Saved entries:
++++
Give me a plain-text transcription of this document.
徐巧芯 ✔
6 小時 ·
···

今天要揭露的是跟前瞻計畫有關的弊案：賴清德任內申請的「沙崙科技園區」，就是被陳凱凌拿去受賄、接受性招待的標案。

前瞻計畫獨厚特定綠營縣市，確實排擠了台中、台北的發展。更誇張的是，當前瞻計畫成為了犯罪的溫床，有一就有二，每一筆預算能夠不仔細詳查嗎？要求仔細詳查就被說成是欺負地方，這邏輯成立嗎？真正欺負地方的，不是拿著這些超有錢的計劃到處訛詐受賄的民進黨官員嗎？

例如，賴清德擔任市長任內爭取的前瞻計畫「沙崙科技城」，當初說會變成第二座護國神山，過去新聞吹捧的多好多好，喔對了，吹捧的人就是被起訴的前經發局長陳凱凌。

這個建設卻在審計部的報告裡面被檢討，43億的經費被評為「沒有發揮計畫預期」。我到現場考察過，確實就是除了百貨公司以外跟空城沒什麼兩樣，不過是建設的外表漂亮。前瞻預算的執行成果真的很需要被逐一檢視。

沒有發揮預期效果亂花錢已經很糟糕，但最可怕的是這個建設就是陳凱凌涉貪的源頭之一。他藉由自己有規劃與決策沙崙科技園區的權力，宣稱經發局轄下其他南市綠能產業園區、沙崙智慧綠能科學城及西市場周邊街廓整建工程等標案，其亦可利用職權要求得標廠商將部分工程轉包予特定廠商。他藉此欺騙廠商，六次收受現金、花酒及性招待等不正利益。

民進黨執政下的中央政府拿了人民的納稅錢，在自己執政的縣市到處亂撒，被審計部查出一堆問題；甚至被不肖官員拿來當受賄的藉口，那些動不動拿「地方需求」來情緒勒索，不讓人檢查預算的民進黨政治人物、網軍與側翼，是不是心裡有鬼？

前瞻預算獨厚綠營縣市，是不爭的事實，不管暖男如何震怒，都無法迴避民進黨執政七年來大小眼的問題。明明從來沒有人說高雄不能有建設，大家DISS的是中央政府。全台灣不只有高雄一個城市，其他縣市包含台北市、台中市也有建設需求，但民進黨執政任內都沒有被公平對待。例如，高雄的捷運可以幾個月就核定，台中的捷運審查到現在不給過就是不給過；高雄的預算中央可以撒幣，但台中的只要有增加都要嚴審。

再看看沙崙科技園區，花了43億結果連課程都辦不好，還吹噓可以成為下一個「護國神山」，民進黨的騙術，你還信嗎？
++++
● Task to complete: Extract the full listing above without alteration.

● Solution to this exercise:
Give me a plain-text transcription of this document.
徐巧芯 ✔
6 小時 ·
···

今天要揭露的是跟前瞻計畫有關的弊案：賴清德任內申請的「沙崙科技園區」，就是被陳凱凌拿去受賄、接受性招待的標案。

前瞻計畫獨厚特定綠營縣市，確實排擠了台中、台北的發展。更誇張的是，當前瞻計畫成為了犯罪的溫床，有一就有二，每一筆預算能夠不仔細詳查嗎？要求仔細詳查就被說成是欺負地方，這邏輯成立嗎？真正欺負地方的，不是拿著這些超有錢的計劃到處訛詐受賄的民進黨官員嗎？

例如，賴清德擔任市長任內爭取的前瞻計畫「沙崙科技城」，當初說會變成第二座護國神山，過去新聞吹捧的多好多好，喔對了，吹捧的人就是被起訴的前經發局長陳凱凌。

這個建設卻在審計部的報告裡面被檢討，43億的經費被評為「沒有發揮計畫預期」。我到現場考察過，確實就是除了百貨公司以外跟空城沒什麼兩樣，不過是建設的外表漂亮。前瞻預算的執行成果真的很需要被逐一檢視。

沒有發揮預期效果亂花錢已經很糟糕，但最可怕的是這個建設就是陳凱凌涉貪的源頭之一。他藉由自己有規劃與決策沙崙科技園區的權力，宣稱經發局轄下其他南市綠能產業園區、沙崙智慧綠能科學城及西市場周邊街廓整建工程等標案，其亦可利用職權要求得標廠商將部分工程轉包予特定廠商。他藉此欺騙廠商，六次收受現金、花酒及性招待等不正利益。

民進黨執政下的中央政府拿了人民的納稅錢，在自己執政的縣市到處亂撒，被審計部查出一堆問題；甚至被不肖官員拿來當受賄的藉口，那些動不動拿「地方需求」來情緒勒索，不讓人檢查預算的民進黨政治人物、網軍與側翼，是不是心裡有鬼？

前瞻預算獨厚綠營縣市，是不爭的事實，不管暖男如何震怒，都無法迴避民進黨執政七年來大小眼的問題。明明從來沒有人說高雄不能有建設，大家DISS的是中央政府。全台灣不只有高雄一個城市，其他縣市包含台北市、台中市也有建設需求，但民進黨執政任內都沒有被公平對待。例如，高雄的捷運可以幾個月就核定，台中的捷運審查到現在不給過就是不給過；高雄的預算中央可以撒幣，但台中的只要有增加都要嚴審。

再看看沙崙科技園區，花了43億結果連課程都辦不好，還吹噓可以成為下一個「護國神山」，民進黨的騙術，你還信嗎？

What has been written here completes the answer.